:: SOURCE EXCERPT ::

Hi Kedro + GCP Experts! :kedro: Context: 1. I ha...
# questions
a
Hi Kedro + GCP Experts! K Context: 1. I have written BigQuery SQL Queries to manipulate datasets and create 10 new datasets on BigQuery. 2. Some queries have dependencies on each other and hence need to be run in a specific order. Other queries need to be run parallely. (Basically a DAG) 3. I now want to export these datasets as parquet files into a GCS bucket but ensure the schema on write, and set the partitioning columns and startegy while writing. 4. After writing the datasets, I will be using these datasets in a kedro project on GCP Dataproc utilising pyspark for further manipulations Questions: 1. How do I ensure I can run queries in order in BigQuery to create BigQuery tables? i.e. basically creating a DAG of BigQuery SQL queries which run in order. (Or is it possible using some other service on GCP to develop the DAG which can run BigQuery SQL queries in order? i.e Cloud Composer) 2. Alternatively to 1, do you suggest I do it in BigQuery or do I take create a pipeline in kedro project as
fetch_datasets_from_bq
and define the transcoded catalog entries my_dataset_1@bigquery (for loading from BQ) and my_dataset_1@spark (for writing as a partitioned spark dataset) 3. The problem with 2. is that the BigQuery dataset in kedro loads as a pandas dataset and not spark i.e.

:::

SHORT TASK »
Which Google Cloud services does the Kedro forum post name? You won't need the lines that come after this post.

:: RECORDS SHOWN ::

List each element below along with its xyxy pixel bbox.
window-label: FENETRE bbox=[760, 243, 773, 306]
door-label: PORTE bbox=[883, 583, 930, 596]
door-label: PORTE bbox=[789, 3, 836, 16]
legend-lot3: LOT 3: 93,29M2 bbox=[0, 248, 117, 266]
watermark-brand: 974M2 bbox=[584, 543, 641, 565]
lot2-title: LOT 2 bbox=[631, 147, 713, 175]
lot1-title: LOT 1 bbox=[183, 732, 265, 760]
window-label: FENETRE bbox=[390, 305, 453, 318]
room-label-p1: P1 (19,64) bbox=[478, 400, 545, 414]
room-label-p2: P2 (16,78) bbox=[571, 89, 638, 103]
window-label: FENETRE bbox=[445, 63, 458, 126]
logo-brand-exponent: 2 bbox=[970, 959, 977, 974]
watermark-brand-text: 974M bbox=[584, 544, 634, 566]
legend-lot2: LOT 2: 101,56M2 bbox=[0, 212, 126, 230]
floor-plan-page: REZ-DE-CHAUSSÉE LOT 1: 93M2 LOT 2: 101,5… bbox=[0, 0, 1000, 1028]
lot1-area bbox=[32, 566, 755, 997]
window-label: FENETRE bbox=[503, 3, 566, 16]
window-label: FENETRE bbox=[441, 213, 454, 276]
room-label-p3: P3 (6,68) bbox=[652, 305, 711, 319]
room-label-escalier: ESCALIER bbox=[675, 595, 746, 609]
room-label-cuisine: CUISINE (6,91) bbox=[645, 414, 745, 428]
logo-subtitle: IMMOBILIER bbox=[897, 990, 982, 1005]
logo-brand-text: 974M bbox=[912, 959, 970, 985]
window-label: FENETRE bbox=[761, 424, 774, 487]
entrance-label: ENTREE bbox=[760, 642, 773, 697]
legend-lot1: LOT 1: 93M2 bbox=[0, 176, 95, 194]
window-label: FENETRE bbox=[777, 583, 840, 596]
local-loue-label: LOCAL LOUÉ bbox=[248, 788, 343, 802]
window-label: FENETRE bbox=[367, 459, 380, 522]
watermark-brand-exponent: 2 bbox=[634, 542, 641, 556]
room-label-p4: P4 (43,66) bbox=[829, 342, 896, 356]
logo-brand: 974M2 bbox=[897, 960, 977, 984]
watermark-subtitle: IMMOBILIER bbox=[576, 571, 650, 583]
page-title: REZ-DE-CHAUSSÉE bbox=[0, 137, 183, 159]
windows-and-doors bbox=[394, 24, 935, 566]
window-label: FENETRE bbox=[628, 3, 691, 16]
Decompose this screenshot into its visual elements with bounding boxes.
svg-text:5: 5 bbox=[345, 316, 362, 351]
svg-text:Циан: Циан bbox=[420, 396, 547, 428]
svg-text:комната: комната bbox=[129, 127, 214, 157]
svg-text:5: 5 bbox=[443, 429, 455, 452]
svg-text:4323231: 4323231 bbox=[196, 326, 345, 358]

:::

COMPLETED EXERCISE »
BigQuery, GCS, Dataproc, Cloud Composer